Render the following material again verbatim, leaving nothing out.

_Available data_
━━━━━━━━━━━━━━━━━━━━━━━━━━━━━━
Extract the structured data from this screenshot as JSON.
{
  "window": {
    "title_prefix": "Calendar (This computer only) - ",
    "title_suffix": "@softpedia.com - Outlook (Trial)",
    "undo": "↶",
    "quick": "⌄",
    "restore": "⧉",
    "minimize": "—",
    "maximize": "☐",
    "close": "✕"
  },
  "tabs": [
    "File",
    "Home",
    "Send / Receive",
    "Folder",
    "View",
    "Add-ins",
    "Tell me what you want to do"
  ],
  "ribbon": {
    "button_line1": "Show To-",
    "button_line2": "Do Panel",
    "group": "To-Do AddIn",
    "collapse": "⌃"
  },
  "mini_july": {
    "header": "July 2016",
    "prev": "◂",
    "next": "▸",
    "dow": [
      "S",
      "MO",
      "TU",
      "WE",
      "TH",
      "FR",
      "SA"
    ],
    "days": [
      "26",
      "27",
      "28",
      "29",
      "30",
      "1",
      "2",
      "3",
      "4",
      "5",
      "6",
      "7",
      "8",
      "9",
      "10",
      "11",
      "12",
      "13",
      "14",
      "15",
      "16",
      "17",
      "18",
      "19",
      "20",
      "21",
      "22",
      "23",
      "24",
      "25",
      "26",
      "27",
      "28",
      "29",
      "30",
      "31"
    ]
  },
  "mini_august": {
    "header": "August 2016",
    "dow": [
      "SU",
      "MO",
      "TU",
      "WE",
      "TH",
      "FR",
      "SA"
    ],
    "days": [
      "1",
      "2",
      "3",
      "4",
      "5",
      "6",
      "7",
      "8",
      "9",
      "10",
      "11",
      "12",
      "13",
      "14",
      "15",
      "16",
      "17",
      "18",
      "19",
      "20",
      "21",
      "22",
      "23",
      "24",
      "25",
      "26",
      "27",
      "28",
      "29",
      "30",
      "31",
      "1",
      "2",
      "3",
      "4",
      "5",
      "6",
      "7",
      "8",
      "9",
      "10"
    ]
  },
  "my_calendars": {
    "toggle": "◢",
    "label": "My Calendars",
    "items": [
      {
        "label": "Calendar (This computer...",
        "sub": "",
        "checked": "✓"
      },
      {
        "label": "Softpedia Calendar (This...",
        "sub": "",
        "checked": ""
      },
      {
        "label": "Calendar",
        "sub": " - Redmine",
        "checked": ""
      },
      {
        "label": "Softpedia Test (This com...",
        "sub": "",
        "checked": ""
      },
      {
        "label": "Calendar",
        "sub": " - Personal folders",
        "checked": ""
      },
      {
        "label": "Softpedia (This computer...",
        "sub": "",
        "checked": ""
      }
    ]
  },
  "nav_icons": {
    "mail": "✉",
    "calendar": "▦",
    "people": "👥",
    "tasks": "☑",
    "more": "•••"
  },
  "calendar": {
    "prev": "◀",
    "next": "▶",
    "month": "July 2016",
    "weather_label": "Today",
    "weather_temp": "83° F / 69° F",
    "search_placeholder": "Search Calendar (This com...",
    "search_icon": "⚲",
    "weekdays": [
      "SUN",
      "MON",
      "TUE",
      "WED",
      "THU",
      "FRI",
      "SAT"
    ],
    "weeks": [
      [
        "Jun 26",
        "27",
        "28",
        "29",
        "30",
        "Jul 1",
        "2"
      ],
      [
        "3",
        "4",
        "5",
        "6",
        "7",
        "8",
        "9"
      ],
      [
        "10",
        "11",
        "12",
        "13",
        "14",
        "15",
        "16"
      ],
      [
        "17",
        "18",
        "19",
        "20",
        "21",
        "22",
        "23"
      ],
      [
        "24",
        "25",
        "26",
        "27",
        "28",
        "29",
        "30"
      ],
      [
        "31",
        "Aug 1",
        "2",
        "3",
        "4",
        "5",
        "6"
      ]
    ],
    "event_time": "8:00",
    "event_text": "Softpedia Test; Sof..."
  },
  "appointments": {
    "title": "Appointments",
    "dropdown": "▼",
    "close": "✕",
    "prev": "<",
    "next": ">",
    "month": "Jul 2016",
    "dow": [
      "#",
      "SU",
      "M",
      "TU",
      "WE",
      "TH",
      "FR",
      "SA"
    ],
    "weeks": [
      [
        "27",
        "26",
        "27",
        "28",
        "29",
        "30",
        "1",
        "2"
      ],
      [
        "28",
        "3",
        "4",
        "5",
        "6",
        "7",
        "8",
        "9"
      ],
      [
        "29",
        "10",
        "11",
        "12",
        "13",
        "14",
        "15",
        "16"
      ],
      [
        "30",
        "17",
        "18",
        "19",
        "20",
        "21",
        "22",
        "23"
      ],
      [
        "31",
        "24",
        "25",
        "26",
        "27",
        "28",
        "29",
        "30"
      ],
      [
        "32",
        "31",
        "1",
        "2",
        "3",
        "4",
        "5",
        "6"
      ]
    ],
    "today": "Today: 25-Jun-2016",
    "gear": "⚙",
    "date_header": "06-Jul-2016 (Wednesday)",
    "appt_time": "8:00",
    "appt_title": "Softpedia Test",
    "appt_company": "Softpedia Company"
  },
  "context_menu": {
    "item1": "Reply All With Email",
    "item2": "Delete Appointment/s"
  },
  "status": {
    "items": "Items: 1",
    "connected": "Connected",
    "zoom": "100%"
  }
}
━━━━━━━━━━━━━━━━━━━━━━━━━━━━━━
_Correct answer_
Extract the structured data from this screenshot as JSON.
{
  "window": {
    "title_prefix": "Calendar (This computer only) - ",
    "title_suffix": "@softpedia.com - Outlook (Trial)",
    "undo": "↶",
    "quick": "⌄",
    "restore": "⧉",
    "minimize": "—",
    "maximize": "☐",
    "close": "✕"
  },
  "tabs": [
    "File",
    "Home",
    "Send / Receive",
    "Folder",
    "View",
    "Add-ins",
    "Tell me what you want to do"
  ],
  "ribbon": {
    "button_line1": "Show To-",
    "button_line2": "Do Panel",
    "group": "To-Do AddIn",
    "collapse": "⌃"
  },
  "mini_july": {
    "header": "July 2016",
    "prev": "◂",
    "next": "▸",
    "dow": [
      "S",
      "MO",
      "TU",
      "WE",
      "TH",
      "FR",
      "SA"
    ],
    "days": [
      "26",
      "27",
      "28",
      "29",
      "30",
      "1",
      "2",
      "3",
      "4",
      "5",
      "6",
      "7",
      "8",
      "9",
      "10",
      "11",
      "12",
      "13",
      "14",
      "15",
      "16",
      "17",
      "18",
      "19",
      "20",
      "21",
      "22",
      "23",
      "24",
      "25",
      "26",
      "27",
      "28",
      "29",
      "30",
      "31"
    ]
  },
  "mini_august": {
    "header": "August 2016",
    "dow": [
      "SU",
      "MO",
      "TU",
      "WE",
      "TH",
      "FR",
      "SA"
    ],
    "days": [
      "1",
      "2",
      "3",
      "4",
      "5",
      "6",
      "7",
      "8",
      "9",
      "10",
      "11",
      "12",
      "13",
      "14",
      "15",
      "16",
      "17",
      "18",
      "19",
      "20",
      "21",
      "22",
      "23",
      "24",
      "25",
      "26",
      "27",
      "28",
      "29",
      "30",
      "31",
      "1",
      "2",
      "3",
      "4",
      "5",
      "6",
      "7",
      "8",
      "9",
      "10"
    ]
  },
  "my_calendars": {
    "toggle": "◢",
    "label": "My Calendars",
    "items": [
      {
        "label": "Calendar (This computer...",
        "sub": "",
        "checked": "✓"
      },
      {
        "label": "Softpedia Calendar (This...",
        "sub": "",
        "checked": ""
      },
      {
        "label": "Calendar",
        "sub": " - Redmine",
        "checked": ""
      },
      {
        "label": "Softpedia Test (This com...",
        "sub": "",
        "checked": ""
      },
      {
        "label": "Calendar",
        "sub": " - Personal folders",
        "checked": ""
      },
      {
        "label": "Softpedia (This computer...",
        "sub": "",
        "checked": ""
      }
    ]
  },
  "nav_icons": {
    "mail": "✉",
    "calendar": "▦",
    "people": "👥",
    "tasks": "☑",
    "more": "•••"
  },
  "calendar": {
    "prev": "◀",
    "next": "▶",
    "month": "July 2016",
    "weather_label": "Today",
    "weather_temp": "83° F / 69° F",
    "search_placeholder": "Search Calendar (This com...",
    "search_icon": "⚲",
    "weekdays": [
      "SUN",
      "MON",
      "TUE",
      "WED",
      "THU",
      "FRI",
      "SAT"
    ],
    "weeks": [
      [
        "Jun 26",
        "27",
        "28",
        "29",
        "30",
        "Jul 1",
        "2"
      ],
      [
        "3",
        "4",
        "5",
        "6",
        "7",
        "8",
        "9"
      ],
      [
        "10",
        "11",
        "12",
        "13",
        "14",
        "15",
        "16"
      ],
      [
        "17",
        "18",
        "19",
        "20",
        "21",
        "22",
        "23"
      ],
      [
        "24",
        "25",
        "26",
        "27",
        "28",
        "29",
        "30"
      ],
      [
        "31",
        "Aug 1",
        "2",
        "3",
        "4",
        "5",
        "6"
      ]
    ],
    "event_time": "8:00",
    "event_text": "Softpedia Test; Sof..."
  },
  "appointments": {
    "title": "Appointments",
    "dropdown": "▼",
    "close": "✕",
    "prev": "<",
    "next": ">",
    "month": "Jul 2016",
    "dow": [
      "#",
      "SU",
      "M",
      "TU",
      "WE",
      "TH",
      "FR",
      "SA"
    ],
    "weeks": [
      [
        "27",
        "26",
        "27",
        "28",
        "29",
        "30",
        "1",
        "2"
      ],
      [
        "28",
        "3",
        "4",
        "5",
        "6",
        "7",
        "8",
        "9"
      ],
      [
        "29",
        "10",
        "11",
        "12",
        "13",
        "14",
        "15",
        "16"
      ],
      [
        "30",
        "17",
        "18",
        "19",
        "20",
        "21",
        "22",
        "23"
      ],
      [
        "31",
        "24",
        "25",
        "26",
        "27",
        "28",
        "29",
        "30"
      ],
      [
        "32",
        "31",
        "1",
        "2",
        "3",
        "4",
        "5",
        "6"
      ]
    ],
    "today": "Today: 25-Jun-2016",
    "gear": "⚙",
    "date_header": "06-Jul-2016 (Wednesday)",
    "appt_time": "8:00",
    "appt_title": "Softpedia Test",
    "appt_company": "Softpedia Company"
  },
  "context_menu": {
    "item1": "Reply All With Email",
    "item2": "Delete Appointment/s"
  },
  "status": {
    "items": "Items: 1",
    "connected": "Connected",
    "zoom": "100%"
  }
}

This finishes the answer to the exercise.